── Recorded data ──
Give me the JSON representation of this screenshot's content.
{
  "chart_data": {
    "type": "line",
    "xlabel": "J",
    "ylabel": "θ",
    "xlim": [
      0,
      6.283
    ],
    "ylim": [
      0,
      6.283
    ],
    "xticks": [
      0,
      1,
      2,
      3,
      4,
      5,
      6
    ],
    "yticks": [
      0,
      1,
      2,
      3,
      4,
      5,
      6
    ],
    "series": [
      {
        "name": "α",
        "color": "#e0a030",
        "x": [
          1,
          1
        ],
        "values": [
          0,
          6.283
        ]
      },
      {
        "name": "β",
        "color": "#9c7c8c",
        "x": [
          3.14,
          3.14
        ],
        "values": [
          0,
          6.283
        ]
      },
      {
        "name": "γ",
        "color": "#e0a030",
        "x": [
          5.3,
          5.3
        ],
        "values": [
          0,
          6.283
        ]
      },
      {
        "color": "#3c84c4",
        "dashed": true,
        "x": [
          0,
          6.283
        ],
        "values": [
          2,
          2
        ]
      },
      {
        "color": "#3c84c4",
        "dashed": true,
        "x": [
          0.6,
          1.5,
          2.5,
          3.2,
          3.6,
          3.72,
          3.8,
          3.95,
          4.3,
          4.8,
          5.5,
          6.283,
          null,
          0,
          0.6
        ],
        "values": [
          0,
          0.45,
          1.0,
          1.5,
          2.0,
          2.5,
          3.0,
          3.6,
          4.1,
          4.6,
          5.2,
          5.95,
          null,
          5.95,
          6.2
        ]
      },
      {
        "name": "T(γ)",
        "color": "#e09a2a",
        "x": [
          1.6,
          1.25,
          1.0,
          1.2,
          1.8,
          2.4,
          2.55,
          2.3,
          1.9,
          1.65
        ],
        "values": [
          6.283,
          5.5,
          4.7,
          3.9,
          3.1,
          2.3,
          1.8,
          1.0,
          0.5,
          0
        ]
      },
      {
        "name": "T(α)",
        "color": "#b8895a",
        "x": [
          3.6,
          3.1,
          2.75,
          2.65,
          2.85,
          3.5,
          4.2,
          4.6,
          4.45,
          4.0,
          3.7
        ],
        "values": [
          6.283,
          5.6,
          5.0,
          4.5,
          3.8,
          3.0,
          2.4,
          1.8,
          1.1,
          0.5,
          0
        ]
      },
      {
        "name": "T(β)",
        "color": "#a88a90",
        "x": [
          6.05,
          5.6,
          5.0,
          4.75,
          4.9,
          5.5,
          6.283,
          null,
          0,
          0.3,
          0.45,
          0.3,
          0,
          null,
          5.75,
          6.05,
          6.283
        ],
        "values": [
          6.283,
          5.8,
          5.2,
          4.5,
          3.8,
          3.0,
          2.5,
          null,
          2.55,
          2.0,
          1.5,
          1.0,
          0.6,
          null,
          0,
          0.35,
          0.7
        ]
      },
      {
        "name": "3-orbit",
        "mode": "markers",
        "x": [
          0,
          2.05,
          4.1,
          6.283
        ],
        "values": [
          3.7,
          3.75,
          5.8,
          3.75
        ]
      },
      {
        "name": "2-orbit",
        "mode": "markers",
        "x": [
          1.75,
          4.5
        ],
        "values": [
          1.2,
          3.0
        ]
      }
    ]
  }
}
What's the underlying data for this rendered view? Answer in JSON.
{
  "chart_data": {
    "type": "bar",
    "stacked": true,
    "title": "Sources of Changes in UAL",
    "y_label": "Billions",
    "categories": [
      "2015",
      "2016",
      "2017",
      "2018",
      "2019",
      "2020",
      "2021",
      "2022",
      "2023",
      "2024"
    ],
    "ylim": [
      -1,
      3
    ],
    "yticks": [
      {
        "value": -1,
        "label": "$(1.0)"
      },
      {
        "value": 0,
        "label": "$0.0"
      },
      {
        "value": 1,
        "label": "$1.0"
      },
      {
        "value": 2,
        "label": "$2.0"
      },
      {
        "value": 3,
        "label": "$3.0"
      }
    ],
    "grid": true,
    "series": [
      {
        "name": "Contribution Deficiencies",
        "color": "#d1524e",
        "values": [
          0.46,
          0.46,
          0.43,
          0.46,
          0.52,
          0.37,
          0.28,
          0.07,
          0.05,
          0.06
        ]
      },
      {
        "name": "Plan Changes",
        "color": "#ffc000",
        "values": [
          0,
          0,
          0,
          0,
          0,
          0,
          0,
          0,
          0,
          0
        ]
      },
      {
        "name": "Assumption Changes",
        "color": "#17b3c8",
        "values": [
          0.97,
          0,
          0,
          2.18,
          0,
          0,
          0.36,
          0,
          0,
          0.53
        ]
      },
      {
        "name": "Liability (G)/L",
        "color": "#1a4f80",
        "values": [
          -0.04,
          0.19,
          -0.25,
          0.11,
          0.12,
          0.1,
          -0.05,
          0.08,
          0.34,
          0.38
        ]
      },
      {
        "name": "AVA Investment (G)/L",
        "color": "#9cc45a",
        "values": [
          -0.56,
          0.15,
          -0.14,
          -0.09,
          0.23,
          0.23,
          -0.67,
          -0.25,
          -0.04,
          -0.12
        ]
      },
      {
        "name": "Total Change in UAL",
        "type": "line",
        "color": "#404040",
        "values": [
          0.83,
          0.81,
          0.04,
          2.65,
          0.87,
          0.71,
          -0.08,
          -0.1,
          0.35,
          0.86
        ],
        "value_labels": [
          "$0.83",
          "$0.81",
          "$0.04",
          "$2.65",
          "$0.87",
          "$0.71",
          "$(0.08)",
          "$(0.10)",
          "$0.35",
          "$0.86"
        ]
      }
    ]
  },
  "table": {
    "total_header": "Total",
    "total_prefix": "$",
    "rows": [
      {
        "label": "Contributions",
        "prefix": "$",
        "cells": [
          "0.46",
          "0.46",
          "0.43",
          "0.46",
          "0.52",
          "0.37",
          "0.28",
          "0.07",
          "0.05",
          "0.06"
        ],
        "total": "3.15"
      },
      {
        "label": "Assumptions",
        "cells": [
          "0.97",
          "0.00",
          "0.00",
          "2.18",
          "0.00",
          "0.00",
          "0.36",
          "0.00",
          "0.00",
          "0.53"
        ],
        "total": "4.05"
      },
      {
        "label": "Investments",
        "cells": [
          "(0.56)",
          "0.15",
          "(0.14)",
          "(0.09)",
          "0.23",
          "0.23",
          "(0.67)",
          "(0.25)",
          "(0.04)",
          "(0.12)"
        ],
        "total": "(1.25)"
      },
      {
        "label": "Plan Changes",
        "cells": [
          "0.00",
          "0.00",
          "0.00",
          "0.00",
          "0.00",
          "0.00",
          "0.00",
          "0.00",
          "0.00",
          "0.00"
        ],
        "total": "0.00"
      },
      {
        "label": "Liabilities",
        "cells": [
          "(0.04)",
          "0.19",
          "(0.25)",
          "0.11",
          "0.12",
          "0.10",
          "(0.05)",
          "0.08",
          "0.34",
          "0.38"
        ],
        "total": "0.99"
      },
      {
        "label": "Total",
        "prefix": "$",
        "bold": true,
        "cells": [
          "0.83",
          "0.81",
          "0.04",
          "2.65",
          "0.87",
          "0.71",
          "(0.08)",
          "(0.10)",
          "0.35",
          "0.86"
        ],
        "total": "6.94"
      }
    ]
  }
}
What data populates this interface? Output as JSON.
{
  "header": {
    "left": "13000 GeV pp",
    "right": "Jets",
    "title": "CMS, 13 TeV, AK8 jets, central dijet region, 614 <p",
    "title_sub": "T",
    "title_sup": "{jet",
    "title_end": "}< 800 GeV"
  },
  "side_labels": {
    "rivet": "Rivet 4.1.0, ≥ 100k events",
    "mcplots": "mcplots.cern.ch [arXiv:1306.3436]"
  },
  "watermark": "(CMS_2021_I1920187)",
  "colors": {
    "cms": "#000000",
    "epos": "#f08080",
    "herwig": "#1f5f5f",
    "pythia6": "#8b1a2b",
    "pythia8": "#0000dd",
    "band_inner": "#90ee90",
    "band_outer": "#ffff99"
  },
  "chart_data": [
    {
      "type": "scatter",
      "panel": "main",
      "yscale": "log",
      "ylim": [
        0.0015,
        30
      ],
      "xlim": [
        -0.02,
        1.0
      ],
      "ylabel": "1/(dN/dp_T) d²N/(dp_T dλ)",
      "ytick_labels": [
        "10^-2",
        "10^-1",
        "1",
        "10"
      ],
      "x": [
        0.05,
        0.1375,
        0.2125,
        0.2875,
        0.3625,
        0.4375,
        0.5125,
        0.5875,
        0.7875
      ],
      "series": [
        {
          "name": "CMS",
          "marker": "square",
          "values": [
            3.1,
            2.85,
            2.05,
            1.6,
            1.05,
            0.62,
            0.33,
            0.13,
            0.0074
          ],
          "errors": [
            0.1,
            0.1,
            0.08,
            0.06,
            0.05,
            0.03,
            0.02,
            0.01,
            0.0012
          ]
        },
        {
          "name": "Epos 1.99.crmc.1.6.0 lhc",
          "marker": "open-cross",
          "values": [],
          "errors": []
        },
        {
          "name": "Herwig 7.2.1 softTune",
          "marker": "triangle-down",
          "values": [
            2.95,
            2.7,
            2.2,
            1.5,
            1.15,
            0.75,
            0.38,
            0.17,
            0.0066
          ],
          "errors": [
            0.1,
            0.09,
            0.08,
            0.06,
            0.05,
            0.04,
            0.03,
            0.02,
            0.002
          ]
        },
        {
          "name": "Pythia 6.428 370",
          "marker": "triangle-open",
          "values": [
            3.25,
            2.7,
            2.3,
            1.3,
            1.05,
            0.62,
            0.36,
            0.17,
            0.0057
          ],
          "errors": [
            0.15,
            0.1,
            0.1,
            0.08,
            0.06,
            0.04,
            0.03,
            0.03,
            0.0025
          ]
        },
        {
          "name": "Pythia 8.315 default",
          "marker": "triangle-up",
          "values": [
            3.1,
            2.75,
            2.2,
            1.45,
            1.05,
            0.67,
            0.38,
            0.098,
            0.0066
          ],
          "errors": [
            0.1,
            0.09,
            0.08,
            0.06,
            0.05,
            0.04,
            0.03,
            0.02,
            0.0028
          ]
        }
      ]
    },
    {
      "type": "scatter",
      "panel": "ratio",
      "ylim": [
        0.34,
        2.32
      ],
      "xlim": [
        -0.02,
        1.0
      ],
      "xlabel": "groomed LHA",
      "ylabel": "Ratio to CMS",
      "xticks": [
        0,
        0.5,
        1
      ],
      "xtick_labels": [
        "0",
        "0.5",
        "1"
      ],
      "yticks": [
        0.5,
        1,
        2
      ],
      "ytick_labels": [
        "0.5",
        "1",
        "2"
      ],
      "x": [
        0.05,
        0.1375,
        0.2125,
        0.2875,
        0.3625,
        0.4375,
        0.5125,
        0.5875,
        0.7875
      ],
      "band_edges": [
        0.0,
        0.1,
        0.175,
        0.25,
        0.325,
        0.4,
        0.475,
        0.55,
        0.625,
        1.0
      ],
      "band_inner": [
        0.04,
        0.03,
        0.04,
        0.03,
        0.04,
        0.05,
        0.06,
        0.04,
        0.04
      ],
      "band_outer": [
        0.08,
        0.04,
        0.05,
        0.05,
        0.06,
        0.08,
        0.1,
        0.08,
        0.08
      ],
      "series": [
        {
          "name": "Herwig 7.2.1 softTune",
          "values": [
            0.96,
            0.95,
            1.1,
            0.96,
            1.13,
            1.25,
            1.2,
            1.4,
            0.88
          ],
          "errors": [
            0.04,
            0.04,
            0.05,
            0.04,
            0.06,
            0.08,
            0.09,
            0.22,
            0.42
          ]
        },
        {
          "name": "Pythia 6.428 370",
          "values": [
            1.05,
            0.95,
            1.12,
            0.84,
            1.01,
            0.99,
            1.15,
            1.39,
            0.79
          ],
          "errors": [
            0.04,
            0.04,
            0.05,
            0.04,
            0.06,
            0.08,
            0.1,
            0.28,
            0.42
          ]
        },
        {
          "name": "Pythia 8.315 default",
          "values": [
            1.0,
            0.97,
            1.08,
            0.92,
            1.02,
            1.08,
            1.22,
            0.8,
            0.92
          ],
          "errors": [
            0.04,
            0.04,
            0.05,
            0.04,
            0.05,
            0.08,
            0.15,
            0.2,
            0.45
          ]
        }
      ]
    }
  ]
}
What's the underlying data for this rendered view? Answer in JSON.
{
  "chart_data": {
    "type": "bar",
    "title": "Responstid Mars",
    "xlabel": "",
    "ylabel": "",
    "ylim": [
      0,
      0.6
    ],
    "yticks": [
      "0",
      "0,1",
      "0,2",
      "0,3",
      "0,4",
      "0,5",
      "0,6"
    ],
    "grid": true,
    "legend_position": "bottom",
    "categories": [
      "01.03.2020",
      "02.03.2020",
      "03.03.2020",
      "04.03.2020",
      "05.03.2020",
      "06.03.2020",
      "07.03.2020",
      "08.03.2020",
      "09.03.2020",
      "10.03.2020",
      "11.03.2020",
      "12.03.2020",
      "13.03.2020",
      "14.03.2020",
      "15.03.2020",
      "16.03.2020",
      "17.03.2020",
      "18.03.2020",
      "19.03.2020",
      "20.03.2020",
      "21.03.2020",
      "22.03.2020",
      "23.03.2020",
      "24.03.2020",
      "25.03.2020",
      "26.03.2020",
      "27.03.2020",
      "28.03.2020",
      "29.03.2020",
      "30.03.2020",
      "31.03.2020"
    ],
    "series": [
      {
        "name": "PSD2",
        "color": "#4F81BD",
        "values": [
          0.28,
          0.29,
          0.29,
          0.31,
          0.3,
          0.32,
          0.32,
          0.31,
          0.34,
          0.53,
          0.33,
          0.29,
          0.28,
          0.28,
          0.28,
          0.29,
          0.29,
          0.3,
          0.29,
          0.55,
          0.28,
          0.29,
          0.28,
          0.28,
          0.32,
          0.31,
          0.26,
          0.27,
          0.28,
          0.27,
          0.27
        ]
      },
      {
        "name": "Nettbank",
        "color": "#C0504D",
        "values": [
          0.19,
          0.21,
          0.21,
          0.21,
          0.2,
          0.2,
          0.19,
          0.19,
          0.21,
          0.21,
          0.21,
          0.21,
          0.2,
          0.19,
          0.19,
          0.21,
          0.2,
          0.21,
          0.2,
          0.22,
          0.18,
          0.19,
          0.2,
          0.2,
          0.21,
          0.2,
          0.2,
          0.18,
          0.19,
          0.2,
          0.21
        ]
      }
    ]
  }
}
───
— What to do —
Show the lines of the material that contain the word "Changes".

— Response —
    "title": "Sources of Changes in UAL",
        "name": "Plan Changes",
        "name": "Assumption Changes",
        "label": "Plan Changes",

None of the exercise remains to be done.